● **WHAT YOU SHOULD DO**: This exercise needs all of the entries set down again, exactly as they read.

● **RECORDS FOR THE TASK**:
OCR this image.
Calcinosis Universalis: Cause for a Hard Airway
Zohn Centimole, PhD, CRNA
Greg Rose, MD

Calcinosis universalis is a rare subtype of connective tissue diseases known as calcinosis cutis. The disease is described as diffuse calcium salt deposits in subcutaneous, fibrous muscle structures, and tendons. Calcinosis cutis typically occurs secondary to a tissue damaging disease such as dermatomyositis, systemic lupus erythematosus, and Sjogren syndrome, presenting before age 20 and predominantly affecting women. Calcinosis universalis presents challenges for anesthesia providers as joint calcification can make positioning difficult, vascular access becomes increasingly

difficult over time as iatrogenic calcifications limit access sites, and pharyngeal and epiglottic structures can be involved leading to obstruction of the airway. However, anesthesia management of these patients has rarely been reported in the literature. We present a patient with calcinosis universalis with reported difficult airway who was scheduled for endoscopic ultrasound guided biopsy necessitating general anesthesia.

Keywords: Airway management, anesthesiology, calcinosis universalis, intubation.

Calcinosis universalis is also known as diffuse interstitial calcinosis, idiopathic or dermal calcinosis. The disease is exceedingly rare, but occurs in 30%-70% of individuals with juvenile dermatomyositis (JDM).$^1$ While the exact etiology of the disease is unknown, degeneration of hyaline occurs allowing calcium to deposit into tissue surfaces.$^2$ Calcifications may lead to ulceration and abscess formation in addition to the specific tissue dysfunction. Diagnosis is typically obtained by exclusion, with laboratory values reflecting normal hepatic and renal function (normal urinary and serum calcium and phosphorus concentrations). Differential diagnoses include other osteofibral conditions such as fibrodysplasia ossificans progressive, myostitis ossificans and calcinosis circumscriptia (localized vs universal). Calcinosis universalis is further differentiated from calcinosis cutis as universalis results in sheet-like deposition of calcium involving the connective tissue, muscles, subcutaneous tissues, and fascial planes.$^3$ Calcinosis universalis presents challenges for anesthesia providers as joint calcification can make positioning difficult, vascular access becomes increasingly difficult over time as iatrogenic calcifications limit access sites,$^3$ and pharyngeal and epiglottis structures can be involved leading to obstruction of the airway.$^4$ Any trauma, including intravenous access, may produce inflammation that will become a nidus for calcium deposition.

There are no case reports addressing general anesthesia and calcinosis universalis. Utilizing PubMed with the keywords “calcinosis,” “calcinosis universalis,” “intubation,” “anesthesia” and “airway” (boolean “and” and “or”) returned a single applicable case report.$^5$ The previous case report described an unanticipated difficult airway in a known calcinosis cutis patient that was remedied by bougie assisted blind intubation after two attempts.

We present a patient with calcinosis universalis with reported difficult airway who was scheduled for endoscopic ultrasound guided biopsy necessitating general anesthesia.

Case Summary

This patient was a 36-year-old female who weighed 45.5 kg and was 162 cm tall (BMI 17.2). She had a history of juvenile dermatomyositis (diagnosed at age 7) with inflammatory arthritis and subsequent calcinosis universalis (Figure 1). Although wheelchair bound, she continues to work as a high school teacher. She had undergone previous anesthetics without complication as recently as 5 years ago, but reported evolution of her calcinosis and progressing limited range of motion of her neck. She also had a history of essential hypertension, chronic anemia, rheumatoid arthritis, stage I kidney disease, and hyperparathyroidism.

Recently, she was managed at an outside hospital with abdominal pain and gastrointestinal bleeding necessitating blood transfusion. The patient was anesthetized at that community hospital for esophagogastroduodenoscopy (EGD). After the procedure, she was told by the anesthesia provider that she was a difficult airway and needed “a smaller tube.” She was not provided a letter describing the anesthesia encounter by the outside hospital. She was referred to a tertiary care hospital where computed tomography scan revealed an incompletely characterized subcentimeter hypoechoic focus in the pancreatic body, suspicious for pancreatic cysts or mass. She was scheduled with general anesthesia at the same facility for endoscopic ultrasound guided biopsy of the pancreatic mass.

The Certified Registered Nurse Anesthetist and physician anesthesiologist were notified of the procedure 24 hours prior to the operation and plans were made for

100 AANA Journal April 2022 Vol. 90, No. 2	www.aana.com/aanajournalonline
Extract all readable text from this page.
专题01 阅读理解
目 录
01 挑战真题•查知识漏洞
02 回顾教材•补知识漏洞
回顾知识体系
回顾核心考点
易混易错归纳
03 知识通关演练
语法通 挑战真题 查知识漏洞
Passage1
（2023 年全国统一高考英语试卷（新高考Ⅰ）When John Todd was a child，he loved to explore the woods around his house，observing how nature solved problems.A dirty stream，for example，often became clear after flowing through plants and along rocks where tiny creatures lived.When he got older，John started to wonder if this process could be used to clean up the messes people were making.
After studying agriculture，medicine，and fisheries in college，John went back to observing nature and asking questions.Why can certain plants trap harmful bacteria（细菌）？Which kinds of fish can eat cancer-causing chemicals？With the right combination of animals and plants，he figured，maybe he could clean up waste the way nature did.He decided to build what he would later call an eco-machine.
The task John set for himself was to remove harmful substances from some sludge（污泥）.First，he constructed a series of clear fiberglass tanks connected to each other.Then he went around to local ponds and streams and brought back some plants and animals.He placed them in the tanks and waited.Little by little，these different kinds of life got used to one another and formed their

● **THE ANSWER**:
OCR this image.
Calcinosis Universalis: Cause for a Hard Airway
Zohn Centimole, PhD, CRNA
Greg Rose, MD

Calcinosis universalis is a rare subtype of connective tissue diseases known as calcinosis cutis. The disease is described as diffuse calcium salt deposits in subcutaneous, fibrous muscle structures, and tendons. Calcinosis cutis typically occurs secondary to a tissue damaging disease such as dermatomyositis, systemic lupus erythematosus, and Sjogren syndrome, presenting before age 20 and predominantly affecting women. Calcinosis universalis presents challenges for anesthesia providers as joint calcification can make positioning difficult, vascular access becomes increasingly

difficult over time as iatrogenic calcifications limit access sites, and pharyngeal and epiglottic structures can be involved leading to obstruction of the airway. However, anesthesia management of these patients has rarely been reported in the literature. We present a patient with calcinosis universalis with reported difficult airway who was scheduled for endoscopic ultrasound guided biopsy necessitating general anesthesia.

Keywords: Airway management, anesthesiology, calcinosis universalis, intubation.

Calcinosis universalis is also known as diffuse interstitial calcinosis, idiopathic or dermal calcinosis. The disease is exceedingly rare, but occurs in 30%-70% of individuals with juvenile dermatomyositis (JDM).$^1$ While the exact etiology of the disease is unknown, degeneration of hyaline occurs allowing calcium to deposit into tissue surfaces.$^2$ Calcifications may lead to ulceration and abscess formation in addition to the specific tissue dysfunction. Diagnosis is typically obtained by exclusion, with laboratory values reflecting normal hepatic and renal function (normal urinary and serum calcium and phosphorus concentrations). Differential diagnoses include other osteofibral conditions such as fibrodysplasia ossificans progressive, myostitis ossificans and calcinosis circumscriptia (localized vs universal). Calcinosis universalis is further differentiated from calcinosis cutis as universalis results in sheet-like deposition of calcium involving the connective tissue, muscles, subcutaneous tissues, and fascial planes.$^3$ Calcinosis universalis presents challenges for anesthesia providers as joint calcification can make positioning difficult, vascular access becomes increasingly difficult over time as iatrogenic calcifications limit access sites,$^3$ and pharyngeal and epiglottis structures can be involved leading to obstruction of the airway.$^4$ Any trauma, including intravenous access, may produce inflammation that will become a nidus for calcium deposition.

There are no case reports addressing general anesthesia and calcinosis universalis. Utilizing PubMed with the keywords “calcinosis,” “calcinosis universalis,” “intubation,” “anesthesia” and “airway” (boolean “and” and “or”) returned a single applicable case report.$^5$ The previous case report described an unanticipated difficult airway in a known calcinosis cutis patient that was remedied by bougie assisted blind intubation after two attempts.

We present a patient with calcinosis universalis with reported difficult airway who was scheduled for endoscopic ultrasound guided biopsy necessitating general anesthesia.

Case Summary

This patient was a 36-year-old female who weighed 45.5 kg and was 162 cm tall (BMI 17.2). She had a history of juvenile dermatomyositis (diagnosed at age 7) with inflammatory arthritis and subsequent calcinosis universalis (Figure 1). Although wheelchair bound, she continues to work as a high school teacher. She had undergone previous anesthetics without complication as recently as 5 years ago, but reported evolution of her calcinosis and progressing limited range of motion of her neck. She also had a history of essential hypertension, chronic anemia, rheumatoid arthritis, stage I kidney disease, and hyperparathyroidism.

Recently, she was managed at an outside hospital with abdominal pain and gastrointestinal bleeding necessitating blood transfusion. The patient was anesthetized at that community hospital for esophagogastroduodenoscopy (EGD). After the procedure, she was told by the anesthesia provider that she was a difficult airway and needed “a smaller tube.” She was not provided a letter describing the anesthesia encounter by the outside hospital. She was referred to a tertiary care hospital where computed tomography scan revealed an incompletely characterized subcentimeter hypoechoic focus in the pancreatic body, suspicious for pancreatic cysts or mass. She was scheduled with general anesthesia at the same facility for endoscopic ultrasound guided biopsy of the pancreatic mass.

The Certified Registered Nurse Anesthetist and physician anesthesiologist were notified of the procedure 24 hours prior to the operation and plans were made for

100 AANA Journal April 2022 Vol. 90, No. 2	www.aana.com/aanajournalonline
Extract all readable text from this page.
专题01 阅读理解
目 录
01 挑战真题•查知识漏洞
02 回顾教材•补知识漏洞
回顾知识体系
回顾核心考点
易混易错归纳
03 知识通关演练
语法通 挑战真题 查知识漏洞
Passage1
（2023 年全国统一高考英语试卷（新高考Ⅰ）When John Todd was a child，he loved to explore the woods around his house，observing how nature solved problems.A dirty stream，for example，often became clear after flowing through plants and along rocks where tiny creatures lived.When he got older，John started to wonder if this process could be used to clean up the messes people were making.
After studying agriculture，medicine，and fisheries in college，John went back to observing nature and asking questions.Why can certain plants trap harmful bacteria（细菌）？Which kinds of fish can eat cancer-causing chemicals？With the right combination of animals and plants，he figured，maybe he could clean up waste the way nature did.He decided to build what he would later call an eco-machine.
The task John set for himself was to remove harmful substances from some sludge（污泥）.First，he constructed a series of clear fiberglass tanks connected to each other.Then he went around to local ponds and streams and brought back some plants and animals.He placed them in the tanks and waited.Little by little，these different kinds of life got used to one another and formed their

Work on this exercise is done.